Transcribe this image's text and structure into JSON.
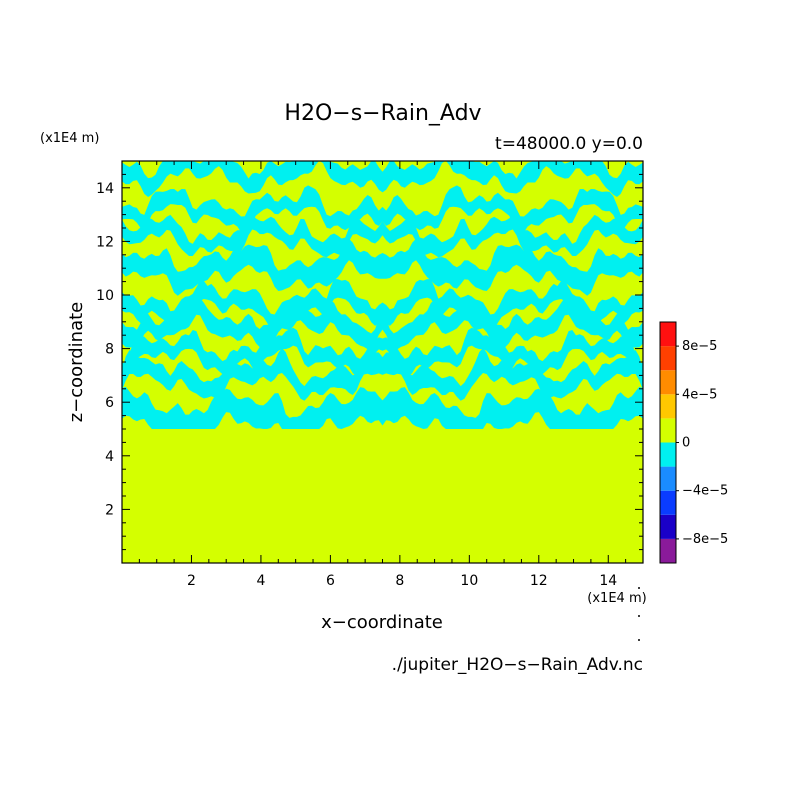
{
  "chart_data": {
    "type": "heatmap",
    "title": "H2O−s−Rain_Adv",
    "subtitle": "t=48000.0 y=0.0",
    "xlabel": "x−coordinate",
    "ylabel": "z−coordinate",
    "x_unit": "(x1E4 m)",
    "y_unit": "(x1E4 m)",
    "source_file": "./jupiter_H2O−s−Rain_Adv.nc",
    "xlim": [
      0,
      15
    ],
    "ylim": [
      0,
      15
    ],
    "x_ticks": [
      2,
      4,
      6,
      8,
      10,
      12,
      14
    ],
    "y_ticks": [
      2,
      4,
      6,
      8,
      10,
      12,
      14
    ],
    "x_tick_labels": [
      "2",
      "4",
      "6",
      "8",
      "10",
      "12",
      "14"
    ],
    "y_tick_labels": [
      "2",
      "4",
      "6",
      "8",
      "10",
      "12",
      "14"
    ],
    "field_summary": {
      "zero_region_top": 5.0,
      "mixed_region": [
        5.0,
        15.0
      ],
      "background_level": 0,
      "negative_level": -2e-05
    },
    "colorbar": {
      "levels": [
        -0.0001,
        -8e-05,
        -6e-05,
        -4e-05,
        -2e-05,
        0,
        2e-05,
        4e-05,
        6e-05,
        8e-05,
        0.0001
      ],
      "colors": [
        "#8a1a9a",
        "#1a00c8",
        "#0a3cff",
        "#1a8cff",
        "#00f0f0",
        "#d4ff00",
        "#ffc800",
        "#ff8c00",
        "#ff4000",
        "#ff1010",
        "#ffaaaa"
      ],
      "tick_values": [
        -8e-05,
        -4e-05,
        0,
        4e-05,
        8e-05
      ],
      "tick_labels": [
        "−8e−5",
        "−4e−5",
        "0",
        "4e−5",
        "8e−5"
      ]
    },
    "colors": {
      "zero": "#d4ff00",
      "negative": "#00f0f0"
    }
  }
}
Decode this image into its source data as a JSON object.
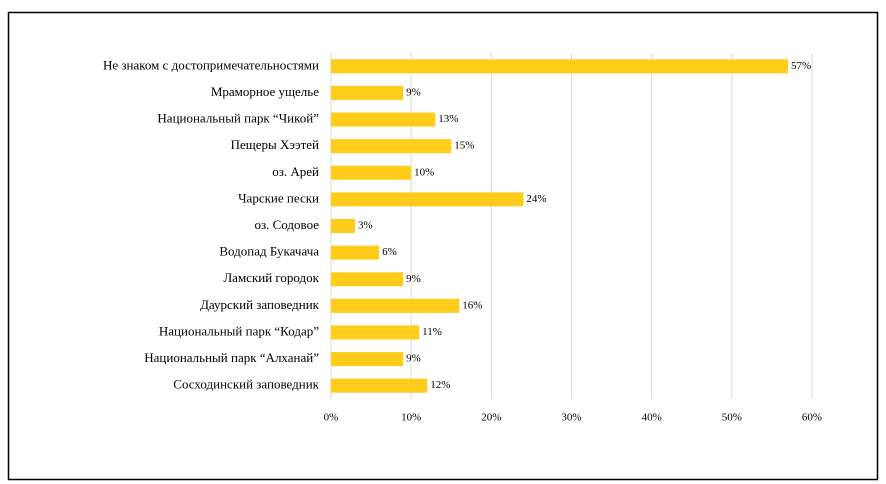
{
  "chart_data": {
    "type": "bar",
    "orientation": "horizontal",
    "categories": [
      "Не знаком с достопримечательностями",
      "Мраморное ущелье",
      "Национальный парк “Чикой”",
      "Пещеры Хээтей",
      "оз. Арей",
      "Чарские пески",
      "оз. Содовое",
      "Водопад Букачача",
      "Ламский городок",
      "Даурский заповедник",
      "Национальный парк “Кодар”",
      "Национальный парк “Алханай”",
      "Сосходинский заповедник"
    ],
    "values": [
      57,
      9,
      13,
      15,
      10,
      24,
      3,
      6,
      9,
      16,
      11,
      9,
      12
    ],
    "value_labels": [
      "57%",
      "9%",
      "13%",
      "15%",
      "10%",
      "24%",
      "3%",
      "6%",
      "9%",
      "16%",
      "11%",
      "9%",
      "12%"
    ],
    "color": "#ffcc1a",
    "xlim": [
      0,
      60
    ],
    "xticks": [
      {
        "value": 0,
        "label": "0%"
      },
      {
        "value": 10,
        "label": "10%"
      },
      {
        "value": 20,
        "label": "20%"
      },
      {
        "value": 30,
        "label": "30%"
      },
      {
        "value": 40,
        "label": "40%"
      },
      {
        "value": 50,
        "label": "50%"
      },
      {
        "value": 60,
        "label": "60%"
      }
    ],
    "grid": true
  }
}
- - -
* What you should do
Make a verbatim copy of all the entries and strip out the pictures.

* Solution
Transcribe this image's text and structure into JSON.
{
  "chart_data": {
    "type": "heatmap",
    "title": "H2O−s−Rain_Adv",
    "subtitle": "t=48000.0 y=0.0",
    "xlabel": "x−coordinate",
    "ylabel": "z−coordinate",
    "x_unit": "(x1E4 m)",
    "y_unit": "(x1E4 m)",
    "source_file": "./jupiter_H2O−s−Rain_Adv.nc",
    "xlim": [
      0,
      15
    ],
    "ylim": [
      0,
      15
    ],
    "x_ticks": [
      2,
      4,
      6,
      8,
      10,
      12,
      14
    ],
    "y_ticks": [
      2,
      4,
      6,
      8,
      10,
      12,
      14
    ],
    "x_tick_labels": [
      "2",
      "4",
      "6",
      "8",
      "10",
      "12",
      "14"
    ],
    "y_tick_labels": [
      "2",
      "4",
      "6",
      "8",
      "10",
      "12",
      "14"
    ],
    "field_summary": {
      "zero_region_top": 5.0,
      "mixed_region": [
        5.0,
        15.0
      ],
      "background_level": 0,
      "negative_level": -2e-05
    },
    "colorbar": {
      "levels": [
        -0.0001,
        -8e-05,
        -6e-05,
        -4e-05,
        -2e-05,
        0,
        2e-05,
        4e-05,
        6e-05,
        8e-05,
        0.0001
      ],
      "colors": [
        "#8a1a9a",
        "#1a00c8",
        "#0a3cff",
        "#1a8cff",
        "#00f0f0",
        "#d4ff00",
        "#ffc800",
        "#ff8c00",
        "#ff4000",
        "#ff1010",
        "#ffaaaa"
      ],
      "tick_values": [
        -8e-05,
        -4e-05,
        0,
        4e-05,
        8e-05
      ],
      "tick_labels": [
        "−8e−5",
        "−4e−5",
        "0",
        "4e−5",
        "8e−5"
      ]
    },
    "colors": {
      "zero": "#d4ff00",
      "negative": "#00f0f0"
    }
  }
}
Decode this image into its source data as a JSON object.
{
  "chart_data": {
    "type": "bar",
    "orientation": "horizontal",
    "categories": [
      "Не знаком с достопримечательностями",
      "Мраморное ущелье",
      "Национальный парк “Чикой”",
      "Пещеры Хээтей",
      "оз. Арей",
      "Чарские пески",
      "оз. Содовое",
      "Водопад Букачача",
      "Ламский городок",
      "Даурский заповедник",
      "Национальный парк “Кодар”",
      "Национальный парк “Алханай”",
      "Сосходинский заповедник"
    ],
    "values": [
      57,
      9,
      13,
      15,
      10,
      24,
      3,
      6,
      9,
      16,
      11,
      9,
      12
    ],
    "value_labels": [
      "57%",
      "9%",
      "13%",
      "15%",
      "10%",
      "24%",
      "3%",
      "6%",
      "9%",
      "16%",
      "11%",
      "9%",
      "12%"
    ],
    "color": "#ffcc1a",
    "xlim": [
      0,
      60
    ],
    "xticks": [
      {
        "value": 0,
        "label": "0%"
      },
      {
        "value": 10,
        "label": "10%"
      },
      {
        "value": 20,
        "label": "20%"
      },
      {
        "value": 30,
        "label": "30%"
      },
      {
        "value": 40,
        "label": "40%"
      },
      {
        "value": 50,
        "label": "50%"
      },
      {
        "value": 60,
        "label": "60%"
      }
    ],
    "grid": true
  }
}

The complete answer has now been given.